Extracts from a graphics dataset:
%%
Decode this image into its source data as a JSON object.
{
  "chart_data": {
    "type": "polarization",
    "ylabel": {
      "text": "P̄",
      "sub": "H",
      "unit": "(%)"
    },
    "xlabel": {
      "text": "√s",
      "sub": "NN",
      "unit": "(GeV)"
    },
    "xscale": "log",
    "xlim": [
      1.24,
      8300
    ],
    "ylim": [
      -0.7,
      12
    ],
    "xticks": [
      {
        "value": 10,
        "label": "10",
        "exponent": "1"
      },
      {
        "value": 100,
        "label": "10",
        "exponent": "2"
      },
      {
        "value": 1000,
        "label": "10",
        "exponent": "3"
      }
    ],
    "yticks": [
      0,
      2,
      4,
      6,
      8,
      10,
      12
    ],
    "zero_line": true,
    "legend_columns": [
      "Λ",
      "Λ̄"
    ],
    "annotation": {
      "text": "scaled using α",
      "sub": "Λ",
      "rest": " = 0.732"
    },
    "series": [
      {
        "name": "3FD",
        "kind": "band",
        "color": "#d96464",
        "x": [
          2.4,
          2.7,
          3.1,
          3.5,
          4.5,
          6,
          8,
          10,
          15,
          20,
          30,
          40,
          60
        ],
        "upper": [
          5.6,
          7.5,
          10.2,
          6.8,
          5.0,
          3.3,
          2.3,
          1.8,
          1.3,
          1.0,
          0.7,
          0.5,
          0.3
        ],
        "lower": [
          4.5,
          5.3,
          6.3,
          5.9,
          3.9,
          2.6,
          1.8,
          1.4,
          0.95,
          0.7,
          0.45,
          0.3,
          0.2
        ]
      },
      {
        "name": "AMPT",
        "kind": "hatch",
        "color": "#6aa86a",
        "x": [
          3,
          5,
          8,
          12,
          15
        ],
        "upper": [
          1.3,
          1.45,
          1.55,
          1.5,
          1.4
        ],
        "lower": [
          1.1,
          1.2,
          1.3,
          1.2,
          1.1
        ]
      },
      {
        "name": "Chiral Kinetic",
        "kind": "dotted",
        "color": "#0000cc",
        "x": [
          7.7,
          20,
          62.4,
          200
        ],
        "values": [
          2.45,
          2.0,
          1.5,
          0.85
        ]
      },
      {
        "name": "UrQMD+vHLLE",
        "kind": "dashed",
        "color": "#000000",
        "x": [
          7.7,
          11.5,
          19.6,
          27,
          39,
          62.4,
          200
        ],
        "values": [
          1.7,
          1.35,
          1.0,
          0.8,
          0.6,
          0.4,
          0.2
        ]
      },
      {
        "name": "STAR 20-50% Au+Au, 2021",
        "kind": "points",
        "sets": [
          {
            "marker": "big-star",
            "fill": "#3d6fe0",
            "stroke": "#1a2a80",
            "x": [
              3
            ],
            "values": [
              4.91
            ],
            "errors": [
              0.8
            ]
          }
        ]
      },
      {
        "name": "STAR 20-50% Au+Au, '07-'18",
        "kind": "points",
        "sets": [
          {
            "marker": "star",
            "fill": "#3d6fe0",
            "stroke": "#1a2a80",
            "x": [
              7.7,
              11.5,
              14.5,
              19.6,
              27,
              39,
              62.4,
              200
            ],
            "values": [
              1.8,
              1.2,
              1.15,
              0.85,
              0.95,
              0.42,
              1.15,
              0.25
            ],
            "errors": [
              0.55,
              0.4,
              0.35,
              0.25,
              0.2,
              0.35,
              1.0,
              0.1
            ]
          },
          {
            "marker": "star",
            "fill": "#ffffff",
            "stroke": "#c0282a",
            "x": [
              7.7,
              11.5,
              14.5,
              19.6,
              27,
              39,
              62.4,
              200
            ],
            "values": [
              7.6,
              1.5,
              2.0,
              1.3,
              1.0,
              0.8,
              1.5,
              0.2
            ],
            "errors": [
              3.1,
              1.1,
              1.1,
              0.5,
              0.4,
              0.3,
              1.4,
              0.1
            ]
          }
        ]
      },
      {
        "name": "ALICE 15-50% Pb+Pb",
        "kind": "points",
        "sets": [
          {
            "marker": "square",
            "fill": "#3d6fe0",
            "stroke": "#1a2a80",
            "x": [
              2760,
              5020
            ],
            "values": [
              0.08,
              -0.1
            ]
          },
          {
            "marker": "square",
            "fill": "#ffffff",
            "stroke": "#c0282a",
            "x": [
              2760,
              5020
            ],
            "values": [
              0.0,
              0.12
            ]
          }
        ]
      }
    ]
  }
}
%%
» Exercise directions
Copy each line that holds the word "kind".

» Result below
        "kind": "band",
        "kind": "hatch",
        "kind": "dotted",
        "kind": "dashed",
        "kind": "points",
        "kind": "points",
        "kind": "points",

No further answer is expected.